Begin Extracted data

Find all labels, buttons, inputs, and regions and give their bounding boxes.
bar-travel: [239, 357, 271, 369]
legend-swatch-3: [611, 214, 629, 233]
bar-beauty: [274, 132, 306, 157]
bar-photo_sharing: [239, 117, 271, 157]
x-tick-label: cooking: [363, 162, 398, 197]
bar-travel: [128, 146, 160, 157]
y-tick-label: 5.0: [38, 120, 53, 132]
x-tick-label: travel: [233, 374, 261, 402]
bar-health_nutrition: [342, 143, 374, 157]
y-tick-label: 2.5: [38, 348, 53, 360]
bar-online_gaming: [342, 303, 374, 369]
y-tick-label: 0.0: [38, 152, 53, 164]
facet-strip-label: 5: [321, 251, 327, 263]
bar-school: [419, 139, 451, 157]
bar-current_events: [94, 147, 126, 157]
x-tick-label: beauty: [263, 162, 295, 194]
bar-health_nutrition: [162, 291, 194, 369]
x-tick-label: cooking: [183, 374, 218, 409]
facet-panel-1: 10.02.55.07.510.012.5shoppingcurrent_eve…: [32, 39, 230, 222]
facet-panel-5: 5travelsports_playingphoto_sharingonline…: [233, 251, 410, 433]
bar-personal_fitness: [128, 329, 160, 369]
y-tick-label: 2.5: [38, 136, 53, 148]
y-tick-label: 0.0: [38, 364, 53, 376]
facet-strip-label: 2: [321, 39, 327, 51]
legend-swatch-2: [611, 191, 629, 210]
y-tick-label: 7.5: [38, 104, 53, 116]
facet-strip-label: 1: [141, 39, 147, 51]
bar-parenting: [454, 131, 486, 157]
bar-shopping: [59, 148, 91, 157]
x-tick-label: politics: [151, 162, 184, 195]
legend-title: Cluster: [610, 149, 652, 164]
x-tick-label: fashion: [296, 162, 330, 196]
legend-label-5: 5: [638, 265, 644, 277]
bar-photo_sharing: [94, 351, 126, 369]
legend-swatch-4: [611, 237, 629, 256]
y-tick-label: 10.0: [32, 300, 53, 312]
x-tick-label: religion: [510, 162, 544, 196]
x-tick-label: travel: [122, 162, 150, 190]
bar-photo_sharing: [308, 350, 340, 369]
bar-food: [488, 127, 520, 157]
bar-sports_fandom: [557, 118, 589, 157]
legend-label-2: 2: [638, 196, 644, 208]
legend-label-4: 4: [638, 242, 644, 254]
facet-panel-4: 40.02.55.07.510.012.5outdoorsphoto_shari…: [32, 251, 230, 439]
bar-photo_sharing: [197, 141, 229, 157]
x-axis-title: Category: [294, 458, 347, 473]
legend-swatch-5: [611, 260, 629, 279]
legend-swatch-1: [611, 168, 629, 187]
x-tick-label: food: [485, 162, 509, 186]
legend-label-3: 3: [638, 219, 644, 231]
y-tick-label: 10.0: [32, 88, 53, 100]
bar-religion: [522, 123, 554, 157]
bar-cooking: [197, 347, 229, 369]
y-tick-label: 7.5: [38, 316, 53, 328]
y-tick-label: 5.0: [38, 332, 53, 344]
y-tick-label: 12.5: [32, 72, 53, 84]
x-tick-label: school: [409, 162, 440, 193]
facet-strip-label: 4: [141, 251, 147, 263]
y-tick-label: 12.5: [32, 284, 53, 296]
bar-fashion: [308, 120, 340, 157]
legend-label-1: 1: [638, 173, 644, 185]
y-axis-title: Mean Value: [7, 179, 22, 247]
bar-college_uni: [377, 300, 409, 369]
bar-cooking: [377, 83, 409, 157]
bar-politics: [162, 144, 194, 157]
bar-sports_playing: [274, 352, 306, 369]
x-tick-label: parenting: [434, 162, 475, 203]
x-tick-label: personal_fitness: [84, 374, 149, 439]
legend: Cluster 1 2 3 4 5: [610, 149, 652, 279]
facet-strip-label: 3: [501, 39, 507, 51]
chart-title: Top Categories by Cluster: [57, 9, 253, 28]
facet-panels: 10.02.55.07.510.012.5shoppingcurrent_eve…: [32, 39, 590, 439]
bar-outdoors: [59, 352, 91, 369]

End Extracted data

Task description:
Reproduce every line of the material above word for word, changing nothing.

Solution to the exercise:
Find all labels, buttons, inputs, and regions and give their bounding boxes.
bar-travel: [239, 357, 271, 369]
legend-swatch-3: [611, 214, 629, 233]
bar-beauty: [274, 132, 306, 157]
bar-photo_sharing: [239, 117, 271, 157]
x-tick-label: cooking: [363, 162, 398, 197]
bar-travel: [128, 146, 160, 157]
y-tick-label: 5.0: [38, 120, 53, 132]
x-tick-label: travel: [233, 374, 261, 402]
bar-health_nutrition: [342, 143, 374, 157]
y-tick-label: 2.5: [38, 348, 53, 360]
bar-online_gaming: [342, 303, 374, 369]
y-tick-label: 0.0: [38, 152, 53, 164]
facet-strip-label: 5: [321, 251, 327, 263]
bar-school: [419, 139, 451, 157]
bar-current_events: [94, 147, 126, 157]
x-tick-label: beauty: [263, 162, 295, 194]
bar-health_nutrition: [162, 291, 194, 369]
x-tick-label: cooking: [183, 374, 218, 409]
facet-panel-1: 10.02.55.07.510.012.5shoppingcurrent_eve…: [32, 39, 230, 222]
facet-panel-5: 5travelsports_playingphoto_sharingonline…: [233, 251, 410, 433]
bar-personal_fitness: [128, 329, 160, 369]
y-tick-label: 2.5: [38, 136, 53, 148]
y-tick-label: 0.0: [38, 364, 53, 376]
facet-strip-label: 2: [321, 39, 327, 51]
legend-swatch-2: [611, 191, 629, 210]
y-tick-label: 7.5: [38, 104, 53, 116]
facet-strip-label: 1: [141, 39, 147, 51]
bar-parenting: [454, 131, 486, 157]
bar-shopping: [59, 148, 91, 157]
x-tick-label: politics: [151, 162, 184, 195]
legend-title: Cluster: [610, 149, 652, 164]
x-tick-label: fashion: [296, 162, 330, 196]
legend-label-5: 5: [638, 265, 644, 277]
bar-photo_sharing: [94, 351, 126, 369]
legend-swatch-4: [611, 237, 629, 256]
y-tick-label: 10.0: [32, 300, 53, 312]
x-tick-label: religion: [510, 162, 544, 196]
x-tick-label: travel: [122, 162, 150, 190]
bar-photo_sharing: [308, 350, 340, 369]
bar-food: [488, 127, 520, 157]
bar-sports_fandom: [557, 118, 589, 157]
legend-label-2: 2: [638, 196, 644, 208]
legend-label-4: 4: [638, 242, 644, 254]
facet-panel-4: 40.02.55.07.510.012.5outdoorsphoto_shari…: [32, 251, 230, 439]
bar-photo_sharing: [197, 141, 229, 157]
x-axis-title: Category: [294, 458, 347, 473]
legend-swatch-5: [611, 260, 629, 279]
legend-swatch-1: [611, 168, 629, 187]
x-tick-label: food: [485, 162, 509, 186]
legend-label-3: 3: [638, 219, 644, 231]
y-tick-label: 10.0: [32, 88, 53, 100]
bar-religion: [522, 123, 554, 157]
bar-cooking: [197, 347, 229, 369]
y-tick-label: 7.5: [38, 316, 53, 328]
y-tick-label: 5.0: [38, 332, 53, 344]
y-tick-label: 12.5: [32, 72, 53, 84]
x-tick-label: school: [409, 162, 440, 193]
facet-strip-label: 4: [141, 251, 147, 263]
y-tick-label: 12.5: [32, 284, 53, 296]
bar-fashion: [308, 120, 340, 157]
legend-label-1: 1: [638, 173, 644, 185]
y-axis-title: Mean Value: [7, 179, 22, 247]
bar-college_uni: [377, 300, 409, 369]
bar-cooking: [377, 83, 409, 157]
bar-politics: [162, 144, 194, 157]
bar-sports_playing: [274, 352, 306, 369]
x-tick-label: parenting: [434, 162, 475, 203]
x-tick-label: personal_fitness: [84, 374, 149, 439]
legend: Cluster 1 2 3 4 5: [610, 149, 652, 279]
facet-strip-label: 3: [501, 39, 507, 51]
chart-title: Top Categories by Cluster: [57, 9, 253, 28]
facet-panels: 10.02.55.07.510.012.5shoppingcurrent_eve…: [32, 39, 590, 439]
bar-outdoors: [59, 352, 91, 369]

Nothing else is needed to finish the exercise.